[Begin]
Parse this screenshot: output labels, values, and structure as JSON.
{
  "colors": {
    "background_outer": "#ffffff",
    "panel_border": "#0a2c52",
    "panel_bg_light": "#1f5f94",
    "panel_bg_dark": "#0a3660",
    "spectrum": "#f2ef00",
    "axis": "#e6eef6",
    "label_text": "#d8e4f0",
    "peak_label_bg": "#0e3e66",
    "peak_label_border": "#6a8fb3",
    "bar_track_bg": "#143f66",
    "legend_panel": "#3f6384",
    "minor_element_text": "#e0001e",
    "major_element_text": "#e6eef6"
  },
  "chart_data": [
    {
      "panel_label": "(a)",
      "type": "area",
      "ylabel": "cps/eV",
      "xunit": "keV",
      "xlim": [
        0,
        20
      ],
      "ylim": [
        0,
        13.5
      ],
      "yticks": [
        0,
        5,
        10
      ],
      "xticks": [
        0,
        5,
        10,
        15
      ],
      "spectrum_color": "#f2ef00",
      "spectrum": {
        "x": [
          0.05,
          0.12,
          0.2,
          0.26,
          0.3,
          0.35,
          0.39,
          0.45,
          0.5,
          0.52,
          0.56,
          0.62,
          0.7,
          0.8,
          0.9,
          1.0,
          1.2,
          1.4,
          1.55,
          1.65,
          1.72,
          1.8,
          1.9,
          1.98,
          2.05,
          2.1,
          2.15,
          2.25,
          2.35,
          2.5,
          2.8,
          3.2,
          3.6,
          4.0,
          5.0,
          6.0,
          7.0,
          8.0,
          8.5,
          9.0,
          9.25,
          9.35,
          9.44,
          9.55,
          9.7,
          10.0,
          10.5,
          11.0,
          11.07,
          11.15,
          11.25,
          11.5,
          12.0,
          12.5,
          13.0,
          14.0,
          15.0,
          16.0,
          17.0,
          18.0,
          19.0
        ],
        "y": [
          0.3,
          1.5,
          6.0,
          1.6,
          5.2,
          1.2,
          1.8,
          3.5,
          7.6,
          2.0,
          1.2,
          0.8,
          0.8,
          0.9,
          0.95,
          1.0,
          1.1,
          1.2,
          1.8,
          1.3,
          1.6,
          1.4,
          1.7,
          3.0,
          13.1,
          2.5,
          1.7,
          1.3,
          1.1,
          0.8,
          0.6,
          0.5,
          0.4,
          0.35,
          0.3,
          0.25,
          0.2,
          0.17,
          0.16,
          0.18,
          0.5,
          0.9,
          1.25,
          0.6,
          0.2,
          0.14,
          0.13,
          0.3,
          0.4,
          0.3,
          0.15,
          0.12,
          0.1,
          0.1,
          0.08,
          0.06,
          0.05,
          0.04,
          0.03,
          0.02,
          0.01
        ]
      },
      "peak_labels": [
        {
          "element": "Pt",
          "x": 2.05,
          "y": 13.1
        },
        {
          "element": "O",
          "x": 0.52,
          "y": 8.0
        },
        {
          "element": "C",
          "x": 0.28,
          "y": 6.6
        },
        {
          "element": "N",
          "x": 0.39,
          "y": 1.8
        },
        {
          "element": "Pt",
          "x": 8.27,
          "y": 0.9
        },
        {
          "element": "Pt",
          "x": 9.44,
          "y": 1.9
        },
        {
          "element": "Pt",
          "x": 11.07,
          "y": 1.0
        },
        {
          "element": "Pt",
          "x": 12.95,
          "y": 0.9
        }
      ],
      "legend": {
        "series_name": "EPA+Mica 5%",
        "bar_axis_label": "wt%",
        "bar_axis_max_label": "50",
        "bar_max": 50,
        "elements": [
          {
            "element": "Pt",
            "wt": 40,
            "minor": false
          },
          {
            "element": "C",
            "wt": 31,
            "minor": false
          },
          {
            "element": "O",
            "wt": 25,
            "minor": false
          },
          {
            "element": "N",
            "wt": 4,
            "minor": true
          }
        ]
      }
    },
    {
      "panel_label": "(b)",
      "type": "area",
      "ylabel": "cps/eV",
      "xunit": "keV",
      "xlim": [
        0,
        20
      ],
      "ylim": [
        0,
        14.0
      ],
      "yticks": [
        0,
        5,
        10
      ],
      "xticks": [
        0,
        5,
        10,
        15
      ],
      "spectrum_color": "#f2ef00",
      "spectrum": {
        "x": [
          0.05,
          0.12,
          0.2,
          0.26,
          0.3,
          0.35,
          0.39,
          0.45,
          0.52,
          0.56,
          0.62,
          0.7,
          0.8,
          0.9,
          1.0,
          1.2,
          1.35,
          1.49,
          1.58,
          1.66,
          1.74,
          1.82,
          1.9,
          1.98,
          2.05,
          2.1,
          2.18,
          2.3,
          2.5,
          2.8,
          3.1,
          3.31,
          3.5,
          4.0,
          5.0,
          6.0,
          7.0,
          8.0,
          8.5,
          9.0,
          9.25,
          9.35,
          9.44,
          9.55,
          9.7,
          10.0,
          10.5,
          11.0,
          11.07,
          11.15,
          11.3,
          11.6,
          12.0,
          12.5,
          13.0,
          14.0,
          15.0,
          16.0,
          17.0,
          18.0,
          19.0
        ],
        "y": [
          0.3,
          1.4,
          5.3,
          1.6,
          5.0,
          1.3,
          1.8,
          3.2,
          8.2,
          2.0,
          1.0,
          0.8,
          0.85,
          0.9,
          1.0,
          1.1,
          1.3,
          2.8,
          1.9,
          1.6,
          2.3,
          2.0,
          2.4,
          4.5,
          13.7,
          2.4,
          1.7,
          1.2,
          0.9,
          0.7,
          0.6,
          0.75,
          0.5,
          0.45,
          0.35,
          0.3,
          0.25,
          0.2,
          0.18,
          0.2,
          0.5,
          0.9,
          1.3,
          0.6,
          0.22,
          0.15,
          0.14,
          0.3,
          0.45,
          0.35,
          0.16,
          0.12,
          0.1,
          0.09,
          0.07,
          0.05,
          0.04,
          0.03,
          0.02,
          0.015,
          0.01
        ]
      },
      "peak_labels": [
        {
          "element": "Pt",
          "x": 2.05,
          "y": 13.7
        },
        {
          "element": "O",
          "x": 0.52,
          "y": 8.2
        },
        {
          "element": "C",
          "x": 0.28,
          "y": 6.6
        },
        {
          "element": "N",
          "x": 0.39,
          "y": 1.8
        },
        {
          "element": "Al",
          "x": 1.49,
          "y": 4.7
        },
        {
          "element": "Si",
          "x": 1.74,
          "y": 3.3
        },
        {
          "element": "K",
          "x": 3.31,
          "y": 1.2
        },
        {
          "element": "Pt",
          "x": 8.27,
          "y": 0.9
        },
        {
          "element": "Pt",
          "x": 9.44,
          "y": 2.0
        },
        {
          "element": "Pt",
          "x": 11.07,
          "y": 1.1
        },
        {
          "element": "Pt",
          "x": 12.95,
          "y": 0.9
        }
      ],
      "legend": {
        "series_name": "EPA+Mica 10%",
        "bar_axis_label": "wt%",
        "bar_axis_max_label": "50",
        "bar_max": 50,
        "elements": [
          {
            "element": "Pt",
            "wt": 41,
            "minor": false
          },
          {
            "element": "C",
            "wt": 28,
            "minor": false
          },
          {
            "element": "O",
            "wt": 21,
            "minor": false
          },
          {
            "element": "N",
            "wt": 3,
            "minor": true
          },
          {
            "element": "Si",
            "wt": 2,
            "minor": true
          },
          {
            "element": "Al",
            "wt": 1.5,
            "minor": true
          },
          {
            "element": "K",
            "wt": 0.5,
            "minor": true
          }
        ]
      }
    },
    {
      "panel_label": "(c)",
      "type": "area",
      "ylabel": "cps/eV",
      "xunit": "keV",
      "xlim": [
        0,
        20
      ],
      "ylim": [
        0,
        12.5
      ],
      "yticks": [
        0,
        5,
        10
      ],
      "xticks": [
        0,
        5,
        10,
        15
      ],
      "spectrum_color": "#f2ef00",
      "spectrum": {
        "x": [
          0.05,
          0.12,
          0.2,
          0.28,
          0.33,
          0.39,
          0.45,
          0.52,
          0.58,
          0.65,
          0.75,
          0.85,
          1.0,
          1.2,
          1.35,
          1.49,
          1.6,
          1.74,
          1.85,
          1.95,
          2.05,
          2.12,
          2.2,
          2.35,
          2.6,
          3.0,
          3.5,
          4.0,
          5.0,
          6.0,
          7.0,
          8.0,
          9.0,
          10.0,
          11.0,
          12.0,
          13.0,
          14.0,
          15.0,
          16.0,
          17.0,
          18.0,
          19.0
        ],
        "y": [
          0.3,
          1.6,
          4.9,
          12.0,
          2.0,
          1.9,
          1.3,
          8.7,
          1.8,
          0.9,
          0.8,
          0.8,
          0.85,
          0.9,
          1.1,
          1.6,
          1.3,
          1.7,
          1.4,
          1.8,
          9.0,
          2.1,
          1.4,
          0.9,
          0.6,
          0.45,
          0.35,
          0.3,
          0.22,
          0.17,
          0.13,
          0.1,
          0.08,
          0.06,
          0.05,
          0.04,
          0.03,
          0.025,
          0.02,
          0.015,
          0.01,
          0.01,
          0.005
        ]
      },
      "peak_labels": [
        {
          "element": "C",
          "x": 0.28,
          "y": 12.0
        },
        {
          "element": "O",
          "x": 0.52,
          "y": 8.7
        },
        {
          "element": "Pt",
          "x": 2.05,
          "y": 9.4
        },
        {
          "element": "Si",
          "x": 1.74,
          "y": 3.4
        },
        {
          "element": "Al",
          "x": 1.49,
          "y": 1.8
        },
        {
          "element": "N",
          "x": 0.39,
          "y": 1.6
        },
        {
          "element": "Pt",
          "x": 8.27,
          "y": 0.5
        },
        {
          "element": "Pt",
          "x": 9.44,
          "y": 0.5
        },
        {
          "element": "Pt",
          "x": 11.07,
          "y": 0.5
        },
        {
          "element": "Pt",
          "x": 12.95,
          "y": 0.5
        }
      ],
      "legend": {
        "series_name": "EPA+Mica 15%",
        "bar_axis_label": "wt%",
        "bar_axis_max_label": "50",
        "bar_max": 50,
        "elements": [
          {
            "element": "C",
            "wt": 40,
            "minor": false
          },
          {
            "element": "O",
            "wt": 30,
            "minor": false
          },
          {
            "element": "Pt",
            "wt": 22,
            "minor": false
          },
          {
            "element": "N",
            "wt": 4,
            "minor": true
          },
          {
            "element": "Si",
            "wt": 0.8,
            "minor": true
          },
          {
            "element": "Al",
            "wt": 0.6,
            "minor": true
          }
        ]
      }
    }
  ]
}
[End]
## What to produce
Scan the listing above. Gather each line that contains the word "Mica".

## Result below
        "series_name": "EPA+Mica 5%",
        "series_name": "EPA+Mica 10%",
        "series_name": "EPA+Mica 15%",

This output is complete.